All of the records below need to be copied exactly.

--- START DATA TO PROCESS ---

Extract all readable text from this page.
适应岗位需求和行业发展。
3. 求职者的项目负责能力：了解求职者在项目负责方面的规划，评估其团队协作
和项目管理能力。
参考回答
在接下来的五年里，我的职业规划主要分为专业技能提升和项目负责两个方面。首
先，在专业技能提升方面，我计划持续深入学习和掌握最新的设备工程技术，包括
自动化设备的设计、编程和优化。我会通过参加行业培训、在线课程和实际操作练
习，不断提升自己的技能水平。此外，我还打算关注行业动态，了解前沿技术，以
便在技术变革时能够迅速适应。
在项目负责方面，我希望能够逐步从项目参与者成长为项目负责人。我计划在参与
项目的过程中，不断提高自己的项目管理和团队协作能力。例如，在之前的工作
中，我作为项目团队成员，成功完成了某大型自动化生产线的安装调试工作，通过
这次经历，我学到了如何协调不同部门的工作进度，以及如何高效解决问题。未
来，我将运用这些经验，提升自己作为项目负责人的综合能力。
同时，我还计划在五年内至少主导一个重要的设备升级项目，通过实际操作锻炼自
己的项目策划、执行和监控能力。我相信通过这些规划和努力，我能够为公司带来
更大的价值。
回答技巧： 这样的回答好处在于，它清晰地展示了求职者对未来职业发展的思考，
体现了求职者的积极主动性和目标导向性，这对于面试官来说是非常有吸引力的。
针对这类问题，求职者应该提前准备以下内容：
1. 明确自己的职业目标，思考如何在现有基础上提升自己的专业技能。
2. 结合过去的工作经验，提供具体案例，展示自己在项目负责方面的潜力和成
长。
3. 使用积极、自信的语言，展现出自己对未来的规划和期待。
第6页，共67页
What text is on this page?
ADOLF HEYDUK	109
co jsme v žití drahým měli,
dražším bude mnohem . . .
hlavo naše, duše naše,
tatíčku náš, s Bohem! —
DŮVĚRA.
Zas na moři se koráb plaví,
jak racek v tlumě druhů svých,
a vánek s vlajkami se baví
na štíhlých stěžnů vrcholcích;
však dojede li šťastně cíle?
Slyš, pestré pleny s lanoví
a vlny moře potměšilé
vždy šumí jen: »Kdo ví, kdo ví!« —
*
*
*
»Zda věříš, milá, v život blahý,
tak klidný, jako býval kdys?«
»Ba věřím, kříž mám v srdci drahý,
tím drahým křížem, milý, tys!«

--- END DATA TO PROCESS ---

### SOLUTION:
Extract all readable text from this page.
适应岗位需求和行业发展。
3. 求职者的项目负责能力：了解求职者在项目负责方面的规划，评估其团队协作
和项目管理能力。
参考回答
在接下来的五年里，我的职业规划主要分为专业技能提升和项目负责两个方面。首
先，在专业技能提升方面，我计划持续深入学习和掌握最新的设备工程技术，包括
自动化设备的设计、编程和优化。我会通过参加行业培训、在线课程和实际操作练
习，不断提升自己的技能水平。此外，我还打算关注行业动态，了解前沿技术，以
便在技术变革时能够迅速适应。
在项目负责方面，我希望能够逐步从项目参与者成长为项目负责人。我计划在参与
项目的过程中，不断提高自己的项目管理和团队协作能力。例如，在之前的工作
中，我作为项目团队成员，成功完成了某大型自动化生产线的安装调试工作，通过
这次经历，我学到了如何协调不同部门的工作进度，以及如何高效解决问题。未
来，我将运用这些经验，提升自己作为项目负责人的综合能力。
同时，我还计划在五年内至少主导一个重要的设备升级项目，通过实际操作锻炼自
己的项目策划、执行和监控能力。我相信通过这些规划和努力，我能够为公司带来
更大的价值。
回答技巧： 这样的回答好处在于，它清晰地展示了求职者对未来职业发展的思考，
体现了求职者的积极主动性和目标导向性，这对于面试官来说是非常有吸引力的。
针对这类问题，求职者应该提前准备以下内容：
1. 明确自己的职业目标，思考如何在现有基础上提升自己的专业技能。
2. 结合过去的工作经验，提供具体案例，展示自己在项目负责方面的潜力和成
长。
3. 使用积极、自信的语言，展现出自己对未来的规划和期待。
第6页，共67页
What text is on this page?
ADOLF HEYDUK	109
co jsme v žití drahým měli,
dražším bude mnohem . . .
hlavo naše, duše naše,
tatíčku náš, s Bohem! —
DŮVĚRA.
Zas na moři se koráb plaví,
jak racek v tlumě druhů svých,
a vánek s vlajkami se baví
na štíhlých stěžnů vrcholcích;
však dojede li šťastně cíle?
Slyš, pestré pleny s lanoví
a vlny moře potměšilé
vždy šumí jen: »Kdo ví, kdo ví!« —
*
*
*
»Zda věříš, milá, v život blahý,
tak klidný, jako býval kdys?«
»Ba věřím, kříž mám v srdci drahý,
tím drahým křížem, milý, tys!«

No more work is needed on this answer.